## Given instruction:
Return only the line that contains "What's the underlying" and each line after it, through the last line of the data below, copied exactly.

## Record extracts:
============================================================
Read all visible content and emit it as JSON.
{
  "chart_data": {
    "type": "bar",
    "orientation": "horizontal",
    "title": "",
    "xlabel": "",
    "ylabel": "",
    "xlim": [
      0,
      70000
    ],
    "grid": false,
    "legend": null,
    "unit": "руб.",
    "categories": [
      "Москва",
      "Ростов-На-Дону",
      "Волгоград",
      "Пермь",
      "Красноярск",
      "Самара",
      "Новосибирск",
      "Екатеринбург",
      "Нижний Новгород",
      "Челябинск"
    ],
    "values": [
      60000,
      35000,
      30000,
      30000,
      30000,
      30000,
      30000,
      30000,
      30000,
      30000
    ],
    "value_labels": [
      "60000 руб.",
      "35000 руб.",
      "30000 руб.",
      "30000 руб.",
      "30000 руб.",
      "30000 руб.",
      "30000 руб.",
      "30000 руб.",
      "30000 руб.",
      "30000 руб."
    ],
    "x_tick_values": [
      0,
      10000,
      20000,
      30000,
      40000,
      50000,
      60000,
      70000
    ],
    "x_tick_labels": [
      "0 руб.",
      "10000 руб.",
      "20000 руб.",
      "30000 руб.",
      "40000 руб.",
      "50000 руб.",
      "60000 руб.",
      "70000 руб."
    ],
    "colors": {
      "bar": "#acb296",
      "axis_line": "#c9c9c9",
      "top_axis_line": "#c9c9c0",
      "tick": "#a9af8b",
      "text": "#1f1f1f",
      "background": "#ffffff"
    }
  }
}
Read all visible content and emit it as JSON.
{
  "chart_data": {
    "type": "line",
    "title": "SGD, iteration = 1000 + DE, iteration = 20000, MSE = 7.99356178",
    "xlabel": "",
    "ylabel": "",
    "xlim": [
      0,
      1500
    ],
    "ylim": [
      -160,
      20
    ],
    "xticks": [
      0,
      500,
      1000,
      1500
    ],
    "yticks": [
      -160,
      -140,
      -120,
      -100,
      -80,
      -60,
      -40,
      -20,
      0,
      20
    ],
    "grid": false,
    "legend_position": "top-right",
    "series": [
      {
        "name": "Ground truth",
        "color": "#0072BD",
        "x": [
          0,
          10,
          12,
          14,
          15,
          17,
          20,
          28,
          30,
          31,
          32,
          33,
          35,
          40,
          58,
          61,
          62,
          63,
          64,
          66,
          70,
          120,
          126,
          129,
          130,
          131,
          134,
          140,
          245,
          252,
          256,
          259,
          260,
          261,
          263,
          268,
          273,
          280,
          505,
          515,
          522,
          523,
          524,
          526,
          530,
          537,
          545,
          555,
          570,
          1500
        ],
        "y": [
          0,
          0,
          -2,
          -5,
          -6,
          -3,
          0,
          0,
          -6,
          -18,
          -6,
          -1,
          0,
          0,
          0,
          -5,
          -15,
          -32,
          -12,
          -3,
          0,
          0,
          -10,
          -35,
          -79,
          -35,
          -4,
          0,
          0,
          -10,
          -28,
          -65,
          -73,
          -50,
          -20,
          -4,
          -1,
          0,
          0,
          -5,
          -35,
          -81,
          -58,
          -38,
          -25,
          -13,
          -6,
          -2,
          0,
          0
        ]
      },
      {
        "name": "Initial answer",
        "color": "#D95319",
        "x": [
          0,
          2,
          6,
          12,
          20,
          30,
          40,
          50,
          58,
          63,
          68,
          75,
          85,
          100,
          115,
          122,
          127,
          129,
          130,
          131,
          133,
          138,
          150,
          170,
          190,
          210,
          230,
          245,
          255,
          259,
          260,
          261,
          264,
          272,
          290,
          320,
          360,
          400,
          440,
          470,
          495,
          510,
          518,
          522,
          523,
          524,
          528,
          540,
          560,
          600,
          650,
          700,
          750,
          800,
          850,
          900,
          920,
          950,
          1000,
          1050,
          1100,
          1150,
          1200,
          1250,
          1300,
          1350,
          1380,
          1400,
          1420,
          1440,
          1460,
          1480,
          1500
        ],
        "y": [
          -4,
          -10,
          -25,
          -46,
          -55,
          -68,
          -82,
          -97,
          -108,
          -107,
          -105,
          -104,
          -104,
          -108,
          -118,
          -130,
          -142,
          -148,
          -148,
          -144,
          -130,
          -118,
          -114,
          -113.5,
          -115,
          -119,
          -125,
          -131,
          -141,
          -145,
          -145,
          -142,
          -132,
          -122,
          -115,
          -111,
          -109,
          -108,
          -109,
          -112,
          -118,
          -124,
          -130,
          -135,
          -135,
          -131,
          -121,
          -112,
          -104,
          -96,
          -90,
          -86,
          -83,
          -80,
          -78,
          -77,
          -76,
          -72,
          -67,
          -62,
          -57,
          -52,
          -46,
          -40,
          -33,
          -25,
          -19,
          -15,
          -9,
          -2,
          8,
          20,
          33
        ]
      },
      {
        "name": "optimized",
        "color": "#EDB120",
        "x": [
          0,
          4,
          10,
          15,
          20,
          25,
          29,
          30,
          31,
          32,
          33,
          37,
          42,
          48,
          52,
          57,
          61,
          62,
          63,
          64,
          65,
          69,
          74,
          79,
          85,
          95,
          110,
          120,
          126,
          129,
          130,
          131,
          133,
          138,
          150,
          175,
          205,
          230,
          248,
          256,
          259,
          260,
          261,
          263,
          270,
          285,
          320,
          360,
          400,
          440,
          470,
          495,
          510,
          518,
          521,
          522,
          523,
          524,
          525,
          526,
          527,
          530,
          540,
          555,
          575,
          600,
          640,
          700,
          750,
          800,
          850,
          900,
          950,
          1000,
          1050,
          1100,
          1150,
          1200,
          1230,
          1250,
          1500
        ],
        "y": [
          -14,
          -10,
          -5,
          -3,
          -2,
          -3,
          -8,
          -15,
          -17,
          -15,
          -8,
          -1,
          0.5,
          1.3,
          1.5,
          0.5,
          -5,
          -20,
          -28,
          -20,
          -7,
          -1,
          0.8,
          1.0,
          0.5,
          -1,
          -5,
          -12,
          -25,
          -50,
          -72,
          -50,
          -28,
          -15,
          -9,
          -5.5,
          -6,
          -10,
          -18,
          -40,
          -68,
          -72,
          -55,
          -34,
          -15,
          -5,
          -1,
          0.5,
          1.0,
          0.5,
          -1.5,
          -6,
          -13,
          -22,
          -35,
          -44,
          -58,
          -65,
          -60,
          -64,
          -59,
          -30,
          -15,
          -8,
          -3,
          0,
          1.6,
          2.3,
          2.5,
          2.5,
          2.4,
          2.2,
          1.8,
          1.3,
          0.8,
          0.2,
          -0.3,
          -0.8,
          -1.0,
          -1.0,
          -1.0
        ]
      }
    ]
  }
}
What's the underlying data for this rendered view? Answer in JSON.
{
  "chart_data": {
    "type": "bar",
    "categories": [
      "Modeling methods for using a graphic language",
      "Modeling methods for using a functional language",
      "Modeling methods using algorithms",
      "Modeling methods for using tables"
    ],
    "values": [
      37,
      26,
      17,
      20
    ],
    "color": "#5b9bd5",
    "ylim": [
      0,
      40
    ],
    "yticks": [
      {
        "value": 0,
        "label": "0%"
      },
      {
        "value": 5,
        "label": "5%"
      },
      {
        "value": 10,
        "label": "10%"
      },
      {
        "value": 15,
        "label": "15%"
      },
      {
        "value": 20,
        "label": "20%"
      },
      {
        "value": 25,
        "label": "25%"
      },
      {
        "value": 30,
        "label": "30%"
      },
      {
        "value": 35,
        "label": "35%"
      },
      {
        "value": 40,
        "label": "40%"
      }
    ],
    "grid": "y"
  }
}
============================================================
## Task answer:
What's the underlying data for this rendered view? Answer in JSON.
{
  "chart_data": {
    "type": "bar",
    "categories": [
      "Modeling methods for using a graphic language",
      "Modeling methods for using a functional language",
      "Modeling methods using algorithms",
      "Modeling methods for using tables"
    ],
    "values": [
      37,
      26,
      17,
      20
    ],
    "color": "#5b9bd5",
    "ylim": [
      0,
      40
    ],
    "yticks": [
      {
        "value": 0,
        "label": "0%"
      },
      {
        "value": 5,
        "label": "5%"
      },
      {
        "value": 10,
        "label": "10%"
      },
      {
        "value": 15,
        "label": "15%"
      },
      {
        "value": 20,
        "label": "20%"
      },
      {
        "value": 25,
        "label": "25%"
      },
      {
        "value": 30,
        "label": "30%"
      },
      {
        "value": 35,
        "label": "35%"
      },
      {
        "value": 40,
        "label": "40%"
      }
    ],
    "grid": "y"
  }
}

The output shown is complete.